--- start of Rows ---

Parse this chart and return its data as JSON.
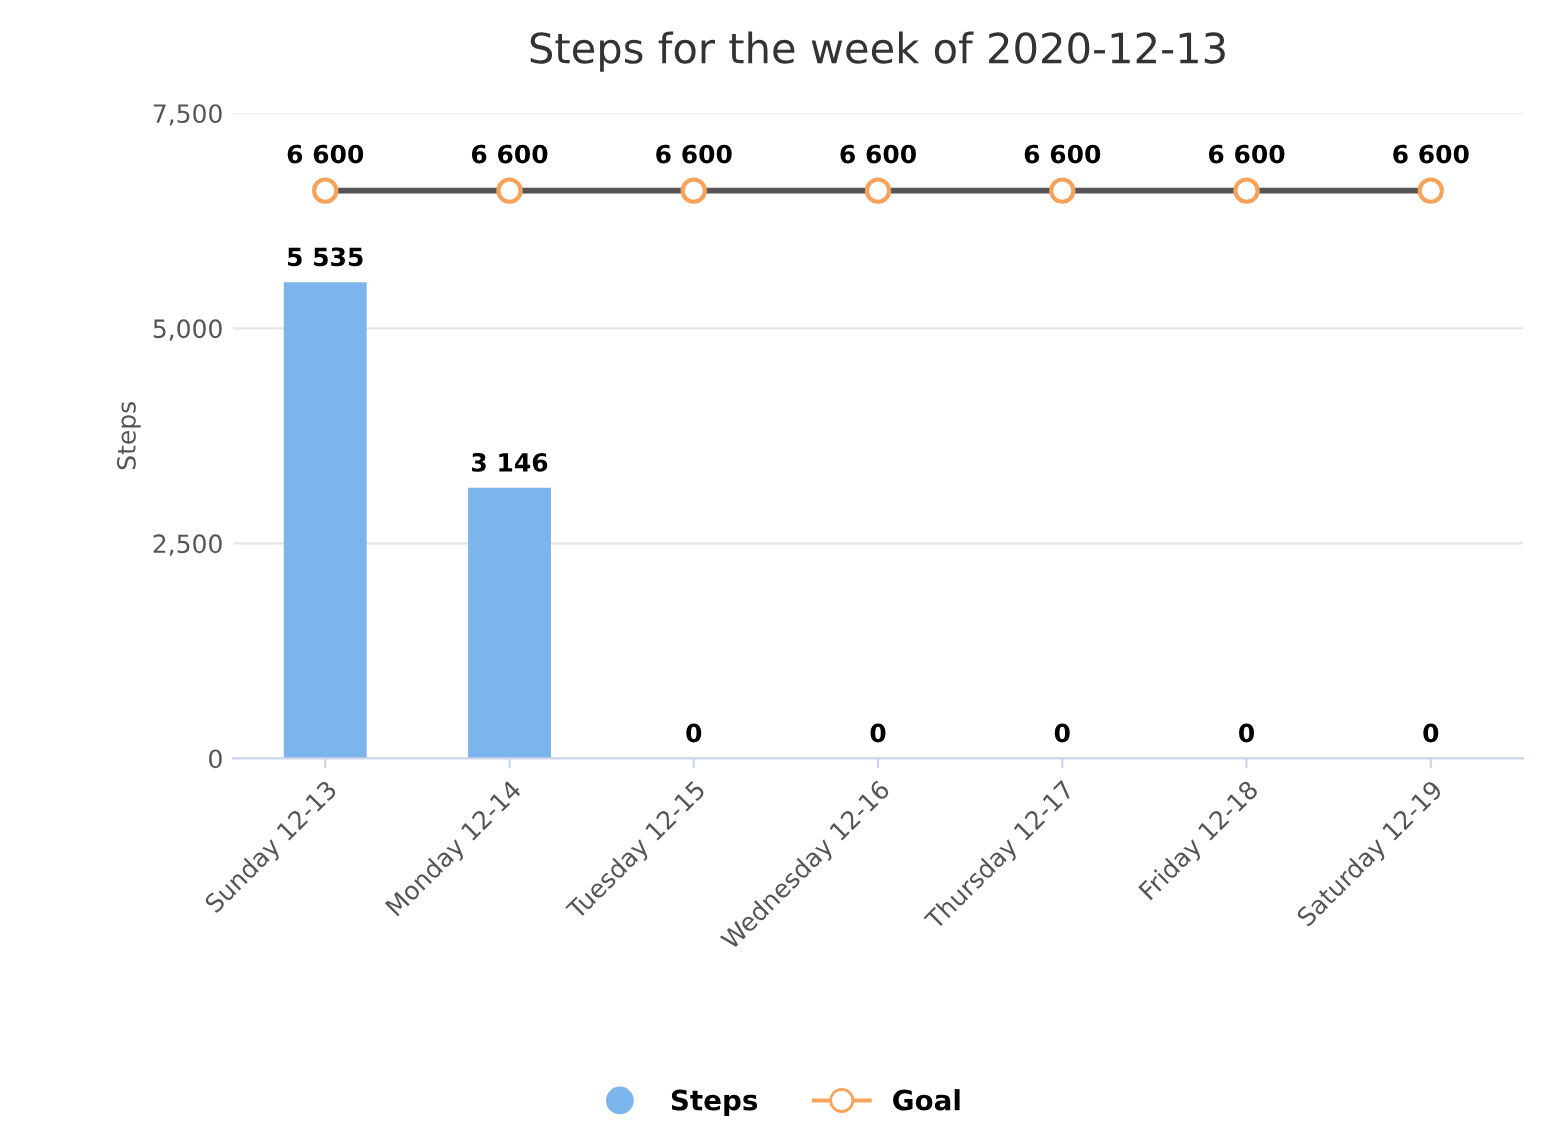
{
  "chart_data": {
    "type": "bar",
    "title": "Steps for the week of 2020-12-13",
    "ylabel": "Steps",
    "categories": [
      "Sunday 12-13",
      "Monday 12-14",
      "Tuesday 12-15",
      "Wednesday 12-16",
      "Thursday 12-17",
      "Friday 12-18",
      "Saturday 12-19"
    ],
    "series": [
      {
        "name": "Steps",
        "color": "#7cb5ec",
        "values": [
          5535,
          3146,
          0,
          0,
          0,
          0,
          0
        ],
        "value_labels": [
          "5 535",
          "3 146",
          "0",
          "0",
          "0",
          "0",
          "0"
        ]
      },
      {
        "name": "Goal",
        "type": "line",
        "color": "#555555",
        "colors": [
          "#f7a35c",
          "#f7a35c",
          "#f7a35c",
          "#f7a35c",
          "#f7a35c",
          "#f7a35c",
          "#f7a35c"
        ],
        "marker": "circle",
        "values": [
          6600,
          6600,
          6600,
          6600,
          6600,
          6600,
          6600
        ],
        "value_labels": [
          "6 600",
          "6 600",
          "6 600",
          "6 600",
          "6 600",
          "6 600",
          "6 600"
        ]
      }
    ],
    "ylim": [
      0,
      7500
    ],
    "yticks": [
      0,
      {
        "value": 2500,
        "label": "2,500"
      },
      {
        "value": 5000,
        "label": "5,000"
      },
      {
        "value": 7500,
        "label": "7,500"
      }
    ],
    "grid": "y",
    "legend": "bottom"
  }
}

--- end of Rows ---

§ What you need to do
Search the entries for the word "Steps" and copy every line that has it.

§ Complete output
    "title": "Steps for the week of 2020-12-13",
    "ylabel": "Steps",
        "name": "Steps",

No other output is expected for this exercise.